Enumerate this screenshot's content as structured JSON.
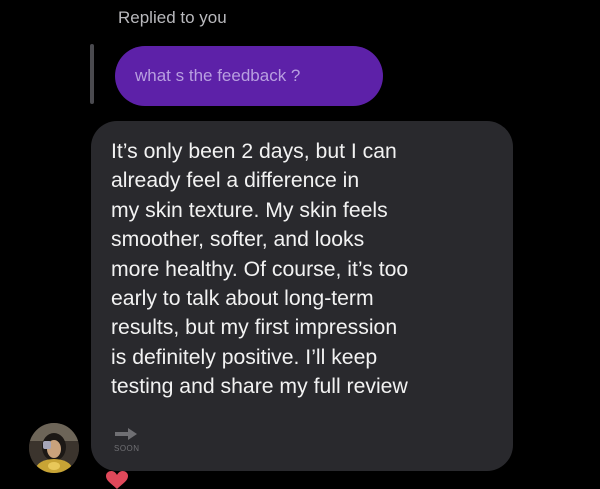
{
  "reply": {
    "caption": "Replied to you",
    "quoted_text": "what s the feedback ?"
  },
  "message": {
    "lines": [
      "It’s only been 2 days, but I can",
      "already feel a difference in",
      "my skin texture. My skin feels",
      "smoother, softer, and looks",
      "more healthy. Of course, it’s too",
      "early to talk about long-term",
      "results, but my first impression",
      "is definitely positive. I’ll keep",
      "testing and share my full review"
    ],
    "trailing_label": "SOON"
  },
  "icons": {
    "forward": "forward-arrow-icon",
    "avatar": "user-avatar",
    "reaction": "heart-icon"
  },
  "colors": {
    "background": "#000000",
    "quoted_bubble": "#5d21a8",
    "quoted_text": "#b89fe0",
    "message_bubble": "#29292d",
    "message_text": "#f2f2f2",
    "caption_text": "#b9b9bd",
    "reaction": "#e0485a"
  }
}
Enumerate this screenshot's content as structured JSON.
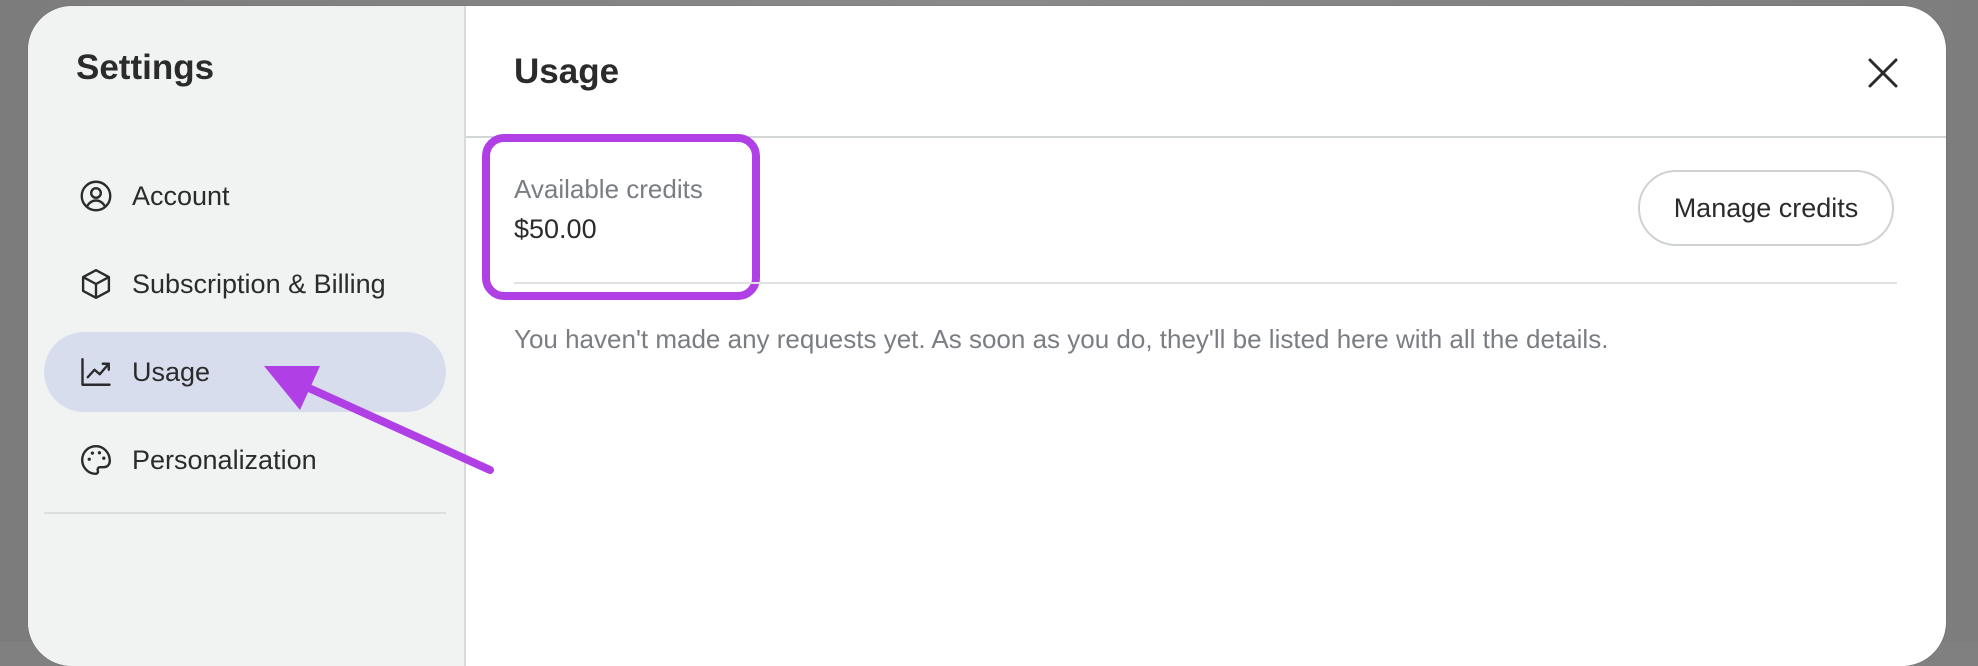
{
  "sidebar": {
    "title": "Settings",
    "items": [
      {
        "label": "Account",
        "icon": "account-circle-icon",
        "active": false
      },
      {
        "label": "Subscription & Billing",
        "icon": "box-icon",
        "active": false
      },
      {
        "label": "Usage",
        "icon": "chart-line-icon",
        "active": true
      },
      {
        "label": "Personalization",
        "icon": "palette-icon",
        "active": false
      }
    ]
  },
  "main": {
    "title": "Usage",
    "credits": {
      "label": "Available credits",
      "value": "$50.00"
    },
    "manage_button": "Manage credits",
    "empty_message": "You haven't made any requests yet. As soon as you do, they'll be listed here with all the details."
  },
  "colors": {
    "highlight": "#b040e6",
    "active_nav_bg": "#d8ddee",
    "sidebar_bg": "#f1f3f3"
  }
}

☆ ☆ ☆ ☆

▶ _TASK DETAILS_
Copy the material shown above in full and exactly. Skip the pictures.

▶ _SOLUTION TO THIS EXERCISE_
Enumerate this screenshot's content as structured JSON.
{
  "reply": {
    "caption": "Replied to you",
    "quoted_text": "what s the feedback ?"
  },
  "message": {
    "lines": [
      "It’s only been 2 days, but I can",
      "already feel a difference in",
      "my skin texture. My skin feels",
      "smoother, softer, and looks",
      "more healthy. Of course, it’s too",
      "early to talk about long-term",
      "results, but my first impression",
      "is definitely positive. I’ll keep",
      "testing and share my full review"
    ],
    "trailing_label": "SOON"
  },
  "icons": {
    "forward": "forward-arrow-icon",
    "avatar": "user-avatar",
    "reaction": "heart-icon"
  },
  "colors": {
    "background": "#000000",
    "quoted_bubble": "#5d21a8",
    "quoted_text": "#b89fe0",
    "message_bubble": "#29292d",
    "message_text": "#f2f2f2",
    "caption_text": "#b9b9bd",
    "reaction": "#e0485a"
  }
}
Enumerate this screenshot's content as structured JSON.
{
  "sidebar": {
    "title": "Settings",
    "items": [
      {
        "label": "Account",
        "icon": "account-circle-icon",
        "active": false
      },
      {
        "label": "Subscription & Billing",
        "icon": "box-icon",
        "active": false
      },
      {
        "label": "Usage",
        "icon": "chart-line-icon",
        "active": true
      },
      {
        "label": "Personalization",
        "icon": "palette-icon",
        "active": false
      }
    ]
  },
  "main": {
    "title": "Usage",
    "credits": {
      "label": "Available credits",
      "value": "$50.00"
    },
    "manage_button": "Manage credits",
    "empty_message": "You haven't made any requests yet. As soon as you do, they'll be listed here with all the details."
  },
  "colors": {
    "highlight": "#b040e6",
    "active_nav_bg": "#d8ddee",
    "sidebar_bg": "#f1f3f3"
  }
}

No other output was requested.